• Exercise
Reproduce the listing exactly, with no pictures in your copy.

• Stored data
┌──
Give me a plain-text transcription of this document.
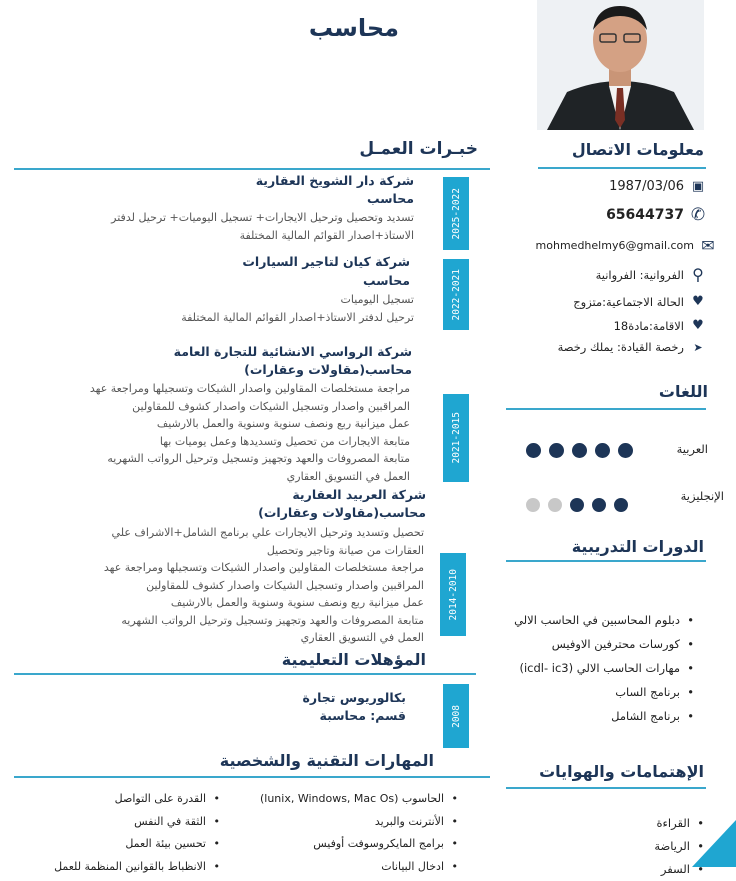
محاسب
معلومات الاتصال
▣
1987/03/06
✆
65644737
✉
mohmedhelmy6@gmail.com
⚲
الفروانية: الفروانية
♥
الحالة الاجتماعية:متزوج
♥
الاقامة:مادة18
➤
رخصة القيادة: يملك رخصة
اللغات
العربية
الإنجليزية
الدورات التدريبية
• دبلوم المحاسبين في الحاسب الالي
• كورسات محترفين الاوفيس
• مهارات الحاسب الالي (icdl- ic3)
• برنامج الساب
• برنامج الشامل
الإهتمامات والهوايات
• القراءة
• الرياضة
• السفر
خبـرات العمـل
شركة دار الشويخ العقارية
محاسب
تسديد وتحصيل وترحيل الايجارات+ تسجيل اليوميات+ ترحيل لدفتر
الاستاذ+اصدار القوائم المالية المختلفة	2025-2022
شركة كيان لتاجير السيارات
محاسب
تسجيل اليوميات
ترحيل لدفتر الاستاذ+اصدار القوائم المالية المختلفة	2022-2021
شركة الرواسي الانشائية للتجارة العامة
محاسب(مقاولات وعقارات)
مراجعة مستخلصات المقاولين واصدار الشيكات وتسجيلها ومراجعة عهد
المراقبين واصدار وتسجيل الشيكات واصدار كشوف للمقاولين
عمل ميزانية ربع ونصف سنوية وسنوية والعمل بالارشيف
متابعة الايجارات من تحصيل وتسديدها وعمل يوميات بها
متابعة المصروفات والعهد وتجهيز وتسجيل وترحيل الرواتب الشهريه
العمل في التسويق العقاري
2021-2015
شركة العربيد العقارية
محاسب(مقاولات وعقارات)
تحصيل وتسديد وترحيل الايجارات علي برنامج الشامل+الاشراف علي
العقارات من صيانة وتاجير وتحصيل
مراجعة مستخلصات المقاولين واصدار الشيكات وتسجيلها ومراجعة عهد
المراقبين واصدار وتسجيل الشيكات واصدار كشوف للمقاولين
عمل ميزانية ربع ونصف سنوية وسنوية والعمل بالارشيف
متابعة المصروفات والعهد وتجهيز وتسجيل وترحيل الرواتب الشهريه
العمل في التسويق العقاري
2014-2010
المؤهلات التعليمية
بكالوريوس تجارة
قسم: محاسبة	2008
المهارات التقنية والشخصية
• الحاسوب (lunix, Windows, Mac Os)
• الأنترنت والبريد
• برامج المايكروسوفت أوفيس
• ادخال البيانات
• القدرة على التواصل
• الثقة في النفس
• تحسين بيئة العمل
• الانظباط بالقوانين المنظمة للعمل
└──
• Result
Give me a plain-text transcription of this document.
محاسب
معلومات الاتصال
▣
1987/03/06
✆
65644737
✉
mohmedhelmy6@gmail.com
⚲
الفروانية: الفروانية
♥
الحالة الاجتماعية:متزوج
♥
الاقامة:مادة18
➤
رخصة القيادة: يملك رخصة
اللغات
العربية
الإنجليزية
الدورات التدريبية
• دبلوم المحاسبين في الحاسب الالي
• كورسات محترفين الاوفيس
• مهارات الحاسب الالي (icdl- ic3)
• برنامج الساب
• برنامج الشامل
الإهتمامات والهوايات
• القراءة
• الرياضة
• السفر
خبـرات العمـل
شركة دار الشويخ العقارية
محاسب
تسديد وتحصيل وترحيل الايجارات+ تسجيل اليوميات+ ترحيل لدفتر
الاستاذ+اصدار القوائم المالية المختلفة	2025-2022
شركة كيان لتاجير السيارات
محاسب
تسجيل اليوميات
ترحيل لدفتر الاستاذ+اصدار القوائم المالية المختلفة	2022-2021
شركة الرواسي الانشائية للتجارة العامة
محاسب(مقاولات وعقارات)
مراجعة مستخلصات المقاولين واصدار الشيكات وتسجيلها ومراجعة عهد
المراقبين واصدار وتسجيل الشيكات واصدار كشوف للمقاولين
عمل ميزانية ربع ونصف سنوية وسنوية والعمل بالارشيف
متابعة الايجارات من تحصيل وتسديدها وعمل يوميات بها
متابعة المصروفات والعهد وتجهيز وتسجيل وترحيل الرواتب الشهريه
العمل في التسويق العقاري
2021-2015
شركة العربيد العقارية
محاسب(مقاولات وعقارات)
تحصيل وتسديد وترحيل الايجارات علي برنامج الشامل+الاشراف علي
العقارات من صيانة وتاجير وتحصيل
مراجعة مستخلصات المقاولين واصدار الشيكات وتسجيلها ومراجعة عهد
المراقبين واصدار وتسجيل الشيكات واصدار كشوف للمقاولين
عمل ميزانية ربع ونصف سنوية وسنوية والعمل بالارشيف
متابعة المصروفات والعهد وتجهيز وتسجيل وترحيل الرواتب الشهريه
العمل في التسويق العقاري
2014-2010
المؤهلات التعليمية
بكالوريوس تجارة
قسم: محاسبة	2008
المهارات التقنية والشخصية
• الحاسوب (lunix, Windows, Mac Os)
• الأنترنت والبريد
• برامج المايكروسوفت أوفيس
• ادخال البيانات
• القدرة على التواصل
• الثقة في النفس
• تحسين بيئة العمل
• الانظباط بالقوانين المنظمة للعمل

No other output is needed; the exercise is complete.